**Exercise description**: Looking through the listing, how many of its lines hold the word "JSON"? Answer with only the number.

··· Data extract ···

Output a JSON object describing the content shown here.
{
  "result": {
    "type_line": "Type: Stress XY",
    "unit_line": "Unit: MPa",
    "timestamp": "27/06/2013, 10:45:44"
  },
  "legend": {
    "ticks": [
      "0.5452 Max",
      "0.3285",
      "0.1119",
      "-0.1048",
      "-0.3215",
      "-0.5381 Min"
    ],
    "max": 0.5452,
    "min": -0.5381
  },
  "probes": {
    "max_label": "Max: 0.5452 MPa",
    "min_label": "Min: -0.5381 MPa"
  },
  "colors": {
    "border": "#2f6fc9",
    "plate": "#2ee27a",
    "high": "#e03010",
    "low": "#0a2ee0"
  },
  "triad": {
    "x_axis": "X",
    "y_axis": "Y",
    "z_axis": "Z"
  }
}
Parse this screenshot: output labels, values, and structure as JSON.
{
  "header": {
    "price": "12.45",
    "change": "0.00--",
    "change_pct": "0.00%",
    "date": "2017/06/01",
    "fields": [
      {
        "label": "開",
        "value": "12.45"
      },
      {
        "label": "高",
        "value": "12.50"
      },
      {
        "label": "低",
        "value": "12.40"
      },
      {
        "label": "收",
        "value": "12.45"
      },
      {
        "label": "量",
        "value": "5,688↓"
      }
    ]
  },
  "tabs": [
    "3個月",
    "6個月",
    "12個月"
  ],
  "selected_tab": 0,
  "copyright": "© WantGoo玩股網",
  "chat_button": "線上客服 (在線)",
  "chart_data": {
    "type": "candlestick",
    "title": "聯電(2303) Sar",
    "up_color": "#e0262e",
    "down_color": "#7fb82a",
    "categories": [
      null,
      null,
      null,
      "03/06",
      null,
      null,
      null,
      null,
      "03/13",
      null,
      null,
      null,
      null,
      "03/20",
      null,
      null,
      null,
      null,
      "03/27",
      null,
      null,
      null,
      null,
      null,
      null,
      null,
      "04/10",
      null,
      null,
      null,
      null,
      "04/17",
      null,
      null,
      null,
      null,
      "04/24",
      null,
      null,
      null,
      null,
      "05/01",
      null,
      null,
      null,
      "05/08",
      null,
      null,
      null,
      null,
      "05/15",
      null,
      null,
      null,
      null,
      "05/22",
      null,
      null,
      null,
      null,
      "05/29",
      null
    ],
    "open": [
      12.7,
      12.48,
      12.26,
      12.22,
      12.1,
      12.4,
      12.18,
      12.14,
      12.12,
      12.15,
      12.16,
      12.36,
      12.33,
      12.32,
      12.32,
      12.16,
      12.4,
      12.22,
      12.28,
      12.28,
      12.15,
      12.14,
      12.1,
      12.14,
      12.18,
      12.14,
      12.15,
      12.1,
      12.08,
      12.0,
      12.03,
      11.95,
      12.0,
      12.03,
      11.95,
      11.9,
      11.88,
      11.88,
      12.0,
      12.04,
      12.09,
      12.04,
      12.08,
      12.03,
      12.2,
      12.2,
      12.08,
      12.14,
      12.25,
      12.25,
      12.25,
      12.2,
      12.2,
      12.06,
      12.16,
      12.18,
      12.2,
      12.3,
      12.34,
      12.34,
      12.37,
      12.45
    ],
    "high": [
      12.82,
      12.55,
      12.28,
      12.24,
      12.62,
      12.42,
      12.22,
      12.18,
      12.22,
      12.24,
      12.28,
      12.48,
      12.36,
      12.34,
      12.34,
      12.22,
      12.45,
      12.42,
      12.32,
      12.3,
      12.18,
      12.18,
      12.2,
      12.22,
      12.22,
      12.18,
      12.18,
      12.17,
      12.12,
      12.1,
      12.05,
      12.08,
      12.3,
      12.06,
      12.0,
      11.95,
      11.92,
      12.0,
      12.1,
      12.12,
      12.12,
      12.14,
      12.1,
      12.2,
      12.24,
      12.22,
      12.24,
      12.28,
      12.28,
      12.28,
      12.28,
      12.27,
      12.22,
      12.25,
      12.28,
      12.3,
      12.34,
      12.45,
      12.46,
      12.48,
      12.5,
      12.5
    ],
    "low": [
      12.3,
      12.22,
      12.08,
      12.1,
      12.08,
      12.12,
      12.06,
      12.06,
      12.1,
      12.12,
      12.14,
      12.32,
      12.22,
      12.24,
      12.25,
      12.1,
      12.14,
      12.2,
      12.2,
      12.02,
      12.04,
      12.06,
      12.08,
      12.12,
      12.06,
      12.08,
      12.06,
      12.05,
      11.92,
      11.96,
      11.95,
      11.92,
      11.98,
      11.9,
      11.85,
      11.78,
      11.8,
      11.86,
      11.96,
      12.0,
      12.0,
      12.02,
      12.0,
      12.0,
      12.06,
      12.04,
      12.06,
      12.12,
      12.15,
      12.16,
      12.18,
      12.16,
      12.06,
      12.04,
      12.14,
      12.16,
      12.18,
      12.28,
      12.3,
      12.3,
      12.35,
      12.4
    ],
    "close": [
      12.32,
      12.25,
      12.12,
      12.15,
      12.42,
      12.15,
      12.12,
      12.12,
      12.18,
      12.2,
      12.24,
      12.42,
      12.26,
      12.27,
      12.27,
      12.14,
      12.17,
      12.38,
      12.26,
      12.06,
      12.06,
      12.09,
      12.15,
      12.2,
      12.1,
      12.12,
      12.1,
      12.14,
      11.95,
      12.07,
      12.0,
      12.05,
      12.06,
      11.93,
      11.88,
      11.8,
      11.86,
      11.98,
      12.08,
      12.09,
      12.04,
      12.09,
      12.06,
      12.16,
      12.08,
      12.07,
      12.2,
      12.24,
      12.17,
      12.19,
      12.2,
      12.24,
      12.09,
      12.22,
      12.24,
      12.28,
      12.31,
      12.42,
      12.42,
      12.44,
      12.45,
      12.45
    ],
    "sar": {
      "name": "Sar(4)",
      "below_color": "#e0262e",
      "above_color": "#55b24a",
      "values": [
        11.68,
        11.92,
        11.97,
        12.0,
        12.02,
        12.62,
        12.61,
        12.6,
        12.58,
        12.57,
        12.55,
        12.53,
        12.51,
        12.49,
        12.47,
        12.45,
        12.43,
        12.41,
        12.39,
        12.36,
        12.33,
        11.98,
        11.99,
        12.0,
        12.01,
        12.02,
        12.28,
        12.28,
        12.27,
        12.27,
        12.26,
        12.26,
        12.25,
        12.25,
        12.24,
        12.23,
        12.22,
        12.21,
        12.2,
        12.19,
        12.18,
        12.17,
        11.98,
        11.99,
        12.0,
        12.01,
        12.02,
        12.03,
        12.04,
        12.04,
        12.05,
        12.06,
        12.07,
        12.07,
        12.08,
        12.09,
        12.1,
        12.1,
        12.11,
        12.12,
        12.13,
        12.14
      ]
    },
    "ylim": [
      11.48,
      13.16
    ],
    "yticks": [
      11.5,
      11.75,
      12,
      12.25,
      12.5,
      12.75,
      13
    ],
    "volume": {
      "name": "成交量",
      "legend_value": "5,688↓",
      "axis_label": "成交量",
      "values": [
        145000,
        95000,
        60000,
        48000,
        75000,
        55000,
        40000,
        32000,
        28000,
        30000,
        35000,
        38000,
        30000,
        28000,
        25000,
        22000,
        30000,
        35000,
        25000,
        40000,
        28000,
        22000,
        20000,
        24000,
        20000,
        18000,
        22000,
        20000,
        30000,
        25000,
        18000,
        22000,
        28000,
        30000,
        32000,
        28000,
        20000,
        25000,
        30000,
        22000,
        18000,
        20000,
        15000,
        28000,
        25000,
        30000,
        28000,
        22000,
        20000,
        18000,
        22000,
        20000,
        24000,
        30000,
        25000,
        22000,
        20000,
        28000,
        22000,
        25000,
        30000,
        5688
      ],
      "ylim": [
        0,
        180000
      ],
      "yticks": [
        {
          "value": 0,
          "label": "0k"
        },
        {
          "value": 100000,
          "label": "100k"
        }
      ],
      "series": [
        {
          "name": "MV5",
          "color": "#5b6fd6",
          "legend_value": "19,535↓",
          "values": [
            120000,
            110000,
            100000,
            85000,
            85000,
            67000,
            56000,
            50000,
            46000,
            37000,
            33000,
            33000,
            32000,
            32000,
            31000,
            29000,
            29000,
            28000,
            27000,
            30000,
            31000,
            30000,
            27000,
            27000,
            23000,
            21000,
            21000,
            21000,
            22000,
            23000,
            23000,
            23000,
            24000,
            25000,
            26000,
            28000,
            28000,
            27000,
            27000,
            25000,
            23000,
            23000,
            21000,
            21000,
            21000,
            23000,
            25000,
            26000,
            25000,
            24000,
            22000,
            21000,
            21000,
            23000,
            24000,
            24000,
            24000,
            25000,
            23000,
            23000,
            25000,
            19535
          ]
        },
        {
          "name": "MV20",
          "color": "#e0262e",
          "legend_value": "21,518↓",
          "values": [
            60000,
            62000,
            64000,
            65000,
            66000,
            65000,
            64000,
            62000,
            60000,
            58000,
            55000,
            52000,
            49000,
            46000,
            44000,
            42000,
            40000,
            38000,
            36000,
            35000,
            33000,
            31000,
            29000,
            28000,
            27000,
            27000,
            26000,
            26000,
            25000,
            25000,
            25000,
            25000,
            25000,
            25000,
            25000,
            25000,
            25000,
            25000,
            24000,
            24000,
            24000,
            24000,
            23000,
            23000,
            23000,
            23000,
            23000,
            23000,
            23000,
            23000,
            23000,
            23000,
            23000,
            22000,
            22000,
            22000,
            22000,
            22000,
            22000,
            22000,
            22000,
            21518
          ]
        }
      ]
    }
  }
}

···

**Written answer**: 2